▶ [Problem details]: In the data below, locate each line with the word "Owned" and list it.

---------------

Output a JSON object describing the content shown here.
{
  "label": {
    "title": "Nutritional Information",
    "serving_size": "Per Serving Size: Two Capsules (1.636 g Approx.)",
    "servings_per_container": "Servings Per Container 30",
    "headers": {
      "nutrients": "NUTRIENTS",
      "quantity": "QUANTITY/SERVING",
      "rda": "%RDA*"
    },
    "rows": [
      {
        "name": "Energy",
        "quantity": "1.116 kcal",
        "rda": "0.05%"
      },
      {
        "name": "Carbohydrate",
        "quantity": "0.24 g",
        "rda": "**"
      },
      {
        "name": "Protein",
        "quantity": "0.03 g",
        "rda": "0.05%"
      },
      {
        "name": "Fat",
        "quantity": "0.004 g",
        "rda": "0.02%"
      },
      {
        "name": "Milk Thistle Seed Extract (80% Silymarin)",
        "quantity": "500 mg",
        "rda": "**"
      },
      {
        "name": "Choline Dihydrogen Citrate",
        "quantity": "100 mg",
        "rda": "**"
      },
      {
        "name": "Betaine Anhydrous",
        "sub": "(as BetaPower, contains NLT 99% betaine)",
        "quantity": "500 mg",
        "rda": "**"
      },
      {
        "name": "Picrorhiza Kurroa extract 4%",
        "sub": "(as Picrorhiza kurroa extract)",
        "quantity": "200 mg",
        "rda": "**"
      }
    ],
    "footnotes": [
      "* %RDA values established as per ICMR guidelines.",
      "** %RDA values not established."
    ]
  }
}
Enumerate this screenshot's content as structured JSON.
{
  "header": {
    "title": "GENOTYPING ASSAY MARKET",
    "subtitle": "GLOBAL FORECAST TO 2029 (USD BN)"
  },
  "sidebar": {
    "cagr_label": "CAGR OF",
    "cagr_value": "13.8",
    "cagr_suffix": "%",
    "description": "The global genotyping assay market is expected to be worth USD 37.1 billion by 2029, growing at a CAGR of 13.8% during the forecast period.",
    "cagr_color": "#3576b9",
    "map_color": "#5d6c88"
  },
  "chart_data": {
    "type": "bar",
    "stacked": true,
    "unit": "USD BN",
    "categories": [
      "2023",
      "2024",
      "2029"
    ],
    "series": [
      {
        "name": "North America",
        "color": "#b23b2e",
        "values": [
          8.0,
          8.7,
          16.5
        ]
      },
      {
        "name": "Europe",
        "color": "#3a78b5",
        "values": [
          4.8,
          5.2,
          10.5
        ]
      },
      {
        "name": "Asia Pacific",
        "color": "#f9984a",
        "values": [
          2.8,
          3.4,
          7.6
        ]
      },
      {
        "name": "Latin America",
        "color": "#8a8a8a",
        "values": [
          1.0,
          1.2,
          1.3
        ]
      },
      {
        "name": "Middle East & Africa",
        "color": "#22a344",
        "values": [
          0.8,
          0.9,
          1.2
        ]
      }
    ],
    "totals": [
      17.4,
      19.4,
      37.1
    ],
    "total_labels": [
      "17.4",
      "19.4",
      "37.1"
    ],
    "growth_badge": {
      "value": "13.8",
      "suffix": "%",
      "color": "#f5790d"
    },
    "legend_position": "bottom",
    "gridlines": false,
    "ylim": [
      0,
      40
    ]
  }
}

---------------

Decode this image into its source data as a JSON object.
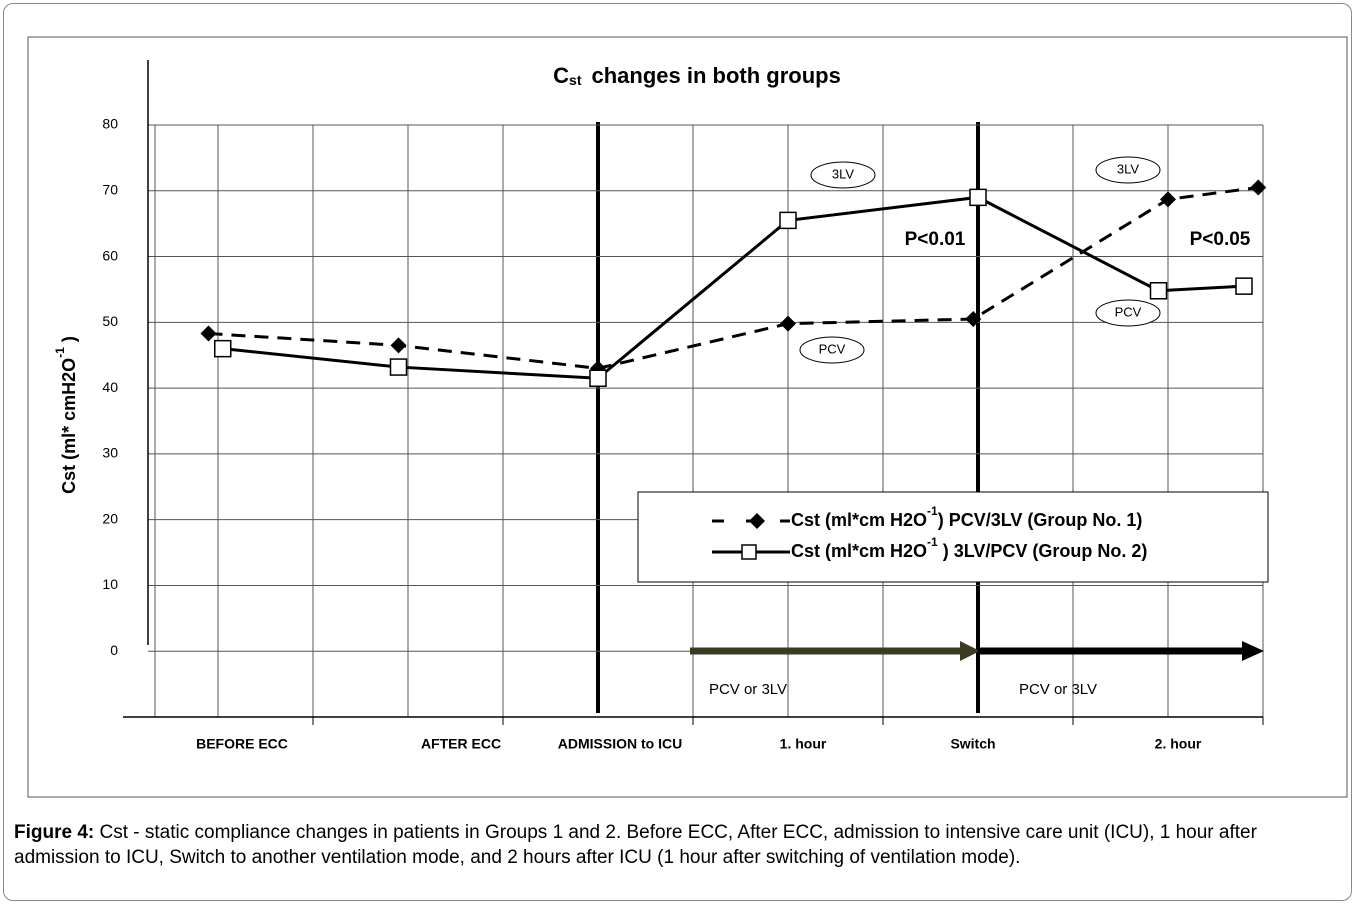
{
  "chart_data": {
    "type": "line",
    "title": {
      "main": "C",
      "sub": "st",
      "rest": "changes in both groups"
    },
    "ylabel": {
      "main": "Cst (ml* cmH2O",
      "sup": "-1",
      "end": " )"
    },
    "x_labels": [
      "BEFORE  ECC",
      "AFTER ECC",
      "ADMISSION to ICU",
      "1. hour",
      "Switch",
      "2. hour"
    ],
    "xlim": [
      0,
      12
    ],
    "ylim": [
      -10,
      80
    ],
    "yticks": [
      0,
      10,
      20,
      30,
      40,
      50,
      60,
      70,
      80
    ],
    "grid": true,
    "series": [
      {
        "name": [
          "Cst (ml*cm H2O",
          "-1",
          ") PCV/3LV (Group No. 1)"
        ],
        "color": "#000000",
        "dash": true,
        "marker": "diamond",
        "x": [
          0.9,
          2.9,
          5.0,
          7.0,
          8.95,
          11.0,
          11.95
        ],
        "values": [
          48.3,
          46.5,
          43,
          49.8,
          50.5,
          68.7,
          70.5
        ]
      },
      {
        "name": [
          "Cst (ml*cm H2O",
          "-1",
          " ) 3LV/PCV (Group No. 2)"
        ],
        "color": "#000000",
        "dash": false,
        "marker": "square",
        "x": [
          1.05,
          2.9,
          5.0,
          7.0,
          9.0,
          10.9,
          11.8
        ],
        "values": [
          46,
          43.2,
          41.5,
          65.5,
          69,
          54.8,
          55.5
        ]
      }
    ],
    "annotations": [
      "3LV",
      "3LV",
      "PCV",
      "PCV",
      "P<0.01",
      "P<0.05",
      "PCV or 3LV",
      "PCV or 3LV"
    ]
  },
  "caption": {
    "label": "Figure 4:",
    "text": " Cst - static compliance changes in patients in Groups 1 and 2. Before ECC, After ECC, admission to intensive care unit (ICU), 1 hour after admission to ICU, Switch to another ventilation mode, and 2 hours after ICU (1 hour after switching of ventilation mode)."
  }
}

---------------

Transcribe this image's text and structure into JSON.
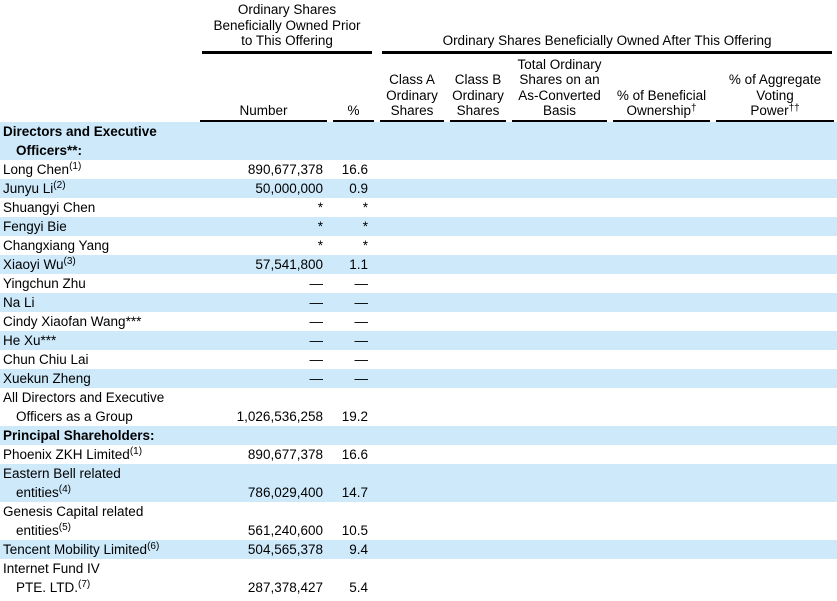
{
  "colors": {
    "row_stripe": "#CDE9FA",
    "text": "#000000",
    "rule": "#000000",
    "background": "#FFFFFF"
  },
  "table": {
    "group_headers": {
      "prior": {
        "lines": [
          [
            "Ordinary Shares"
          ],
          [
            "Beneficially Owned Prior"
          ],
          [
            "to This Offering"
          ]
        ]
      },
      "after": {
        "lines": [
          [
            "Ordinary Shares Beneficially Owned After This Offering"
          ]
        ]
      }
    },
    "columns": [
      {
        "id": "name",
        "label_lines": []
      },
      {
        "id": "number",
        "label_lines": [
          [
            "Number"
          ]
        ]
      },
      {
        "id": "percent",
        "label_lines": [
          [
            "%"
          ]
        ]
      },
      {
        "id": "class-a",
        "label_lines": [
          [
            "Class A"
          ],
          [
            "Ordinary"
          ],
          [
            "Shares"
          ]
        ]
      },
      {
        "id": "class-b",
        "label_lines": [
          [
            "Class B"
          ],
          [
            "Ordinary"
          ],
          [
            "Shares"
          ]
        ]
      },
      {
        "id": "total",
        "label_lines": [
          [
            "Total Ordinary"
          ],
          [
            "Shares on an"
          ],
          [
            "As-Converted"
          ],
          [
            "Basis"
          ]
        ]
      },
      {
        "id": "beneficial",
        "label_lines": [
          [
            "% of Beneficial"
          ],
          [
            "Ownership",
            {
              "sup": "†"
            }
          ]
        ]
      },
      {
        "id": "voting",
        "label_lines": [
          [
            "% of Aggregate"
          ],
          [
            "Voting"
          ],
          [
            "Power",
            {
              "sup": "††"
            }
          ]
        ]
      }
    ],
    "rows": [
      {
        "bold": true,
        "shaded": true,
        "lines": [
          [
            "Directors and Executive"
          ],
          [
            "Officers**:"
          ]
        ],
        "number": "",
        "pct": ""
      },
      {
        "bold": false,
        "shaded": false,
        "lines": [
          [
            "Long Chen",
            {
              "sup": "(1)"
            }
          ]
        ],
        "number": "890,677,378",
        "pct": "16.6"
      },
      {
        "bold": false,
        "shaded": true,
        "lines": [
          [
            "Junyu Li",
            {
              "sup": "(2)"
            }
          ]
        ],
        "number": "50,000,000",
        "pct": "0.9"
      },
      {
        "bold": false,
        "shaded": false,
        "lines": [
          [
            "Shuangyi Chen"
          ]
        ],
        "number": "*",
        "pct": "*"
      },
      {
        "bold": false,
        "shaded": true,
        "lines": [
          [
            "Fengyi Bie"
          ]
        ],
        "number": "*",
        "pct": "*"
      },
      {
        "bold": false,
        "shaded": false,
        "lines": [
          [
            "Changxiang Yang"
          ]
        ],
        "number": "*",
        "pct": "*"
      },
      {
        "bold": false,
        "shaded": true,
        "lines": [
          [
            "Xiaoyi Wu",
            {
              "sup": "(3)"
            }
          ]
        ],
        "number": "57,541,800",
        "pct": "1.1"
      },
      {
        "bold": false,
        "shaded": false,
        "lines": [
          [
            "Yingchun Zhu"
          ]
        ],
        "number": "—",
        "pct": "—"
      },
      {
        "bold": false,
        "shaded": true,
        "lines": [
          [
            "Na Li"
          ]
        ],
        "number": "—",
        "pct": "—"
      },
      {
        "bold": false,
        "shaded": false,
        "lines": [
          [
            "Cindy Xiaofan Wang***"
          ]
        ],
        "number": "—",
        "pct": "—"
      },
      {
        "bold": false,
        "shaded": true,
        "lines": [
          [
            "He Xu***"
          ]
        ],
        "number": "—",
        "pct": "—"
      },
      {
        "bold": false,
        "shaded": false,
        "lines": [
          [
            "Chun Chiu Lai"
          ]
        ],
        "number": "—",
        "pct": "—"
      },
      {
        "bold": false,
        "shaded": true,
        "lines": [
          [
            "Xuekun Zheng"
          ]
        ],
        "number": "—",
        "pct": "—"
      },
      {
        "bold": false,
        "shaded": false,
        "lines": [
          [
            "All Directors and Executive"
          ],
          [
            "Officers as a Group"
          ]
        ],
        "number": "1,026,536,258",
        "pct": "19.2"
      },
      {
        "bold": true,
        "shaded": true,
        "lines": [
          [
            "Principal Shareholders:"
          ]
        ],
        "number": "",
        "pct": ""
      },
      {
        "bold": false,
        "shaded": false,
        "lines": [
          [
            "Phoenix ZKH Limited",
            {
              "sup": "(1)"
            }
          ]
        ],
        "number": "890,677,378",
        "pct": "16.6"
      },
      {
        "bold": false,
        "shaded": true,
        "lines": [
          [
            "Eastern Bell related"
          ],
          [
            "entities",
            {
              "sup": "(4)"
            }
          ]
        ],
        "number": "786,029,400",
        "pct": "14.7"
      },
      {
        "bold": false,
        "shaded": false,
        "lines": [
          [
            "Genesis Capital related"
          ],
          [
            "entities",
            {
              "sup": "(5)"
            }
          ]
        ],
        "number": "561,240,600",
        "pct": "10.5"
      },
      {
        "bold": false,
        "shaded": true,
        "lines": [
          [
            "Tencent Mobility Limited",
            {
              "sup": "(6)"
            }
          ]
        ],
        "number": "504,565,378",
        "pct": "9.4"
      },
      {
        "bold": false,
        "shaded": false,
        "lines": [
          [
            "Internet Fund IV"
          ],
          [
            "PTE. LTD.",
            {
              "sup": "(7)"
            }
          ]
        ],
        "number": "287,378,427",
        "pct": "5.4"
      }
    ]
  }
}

---------------

▶ [Written solution]:
            "Beneficially Owned Prior"
            "Ordinary Shares Beneficially Owned After This Offering"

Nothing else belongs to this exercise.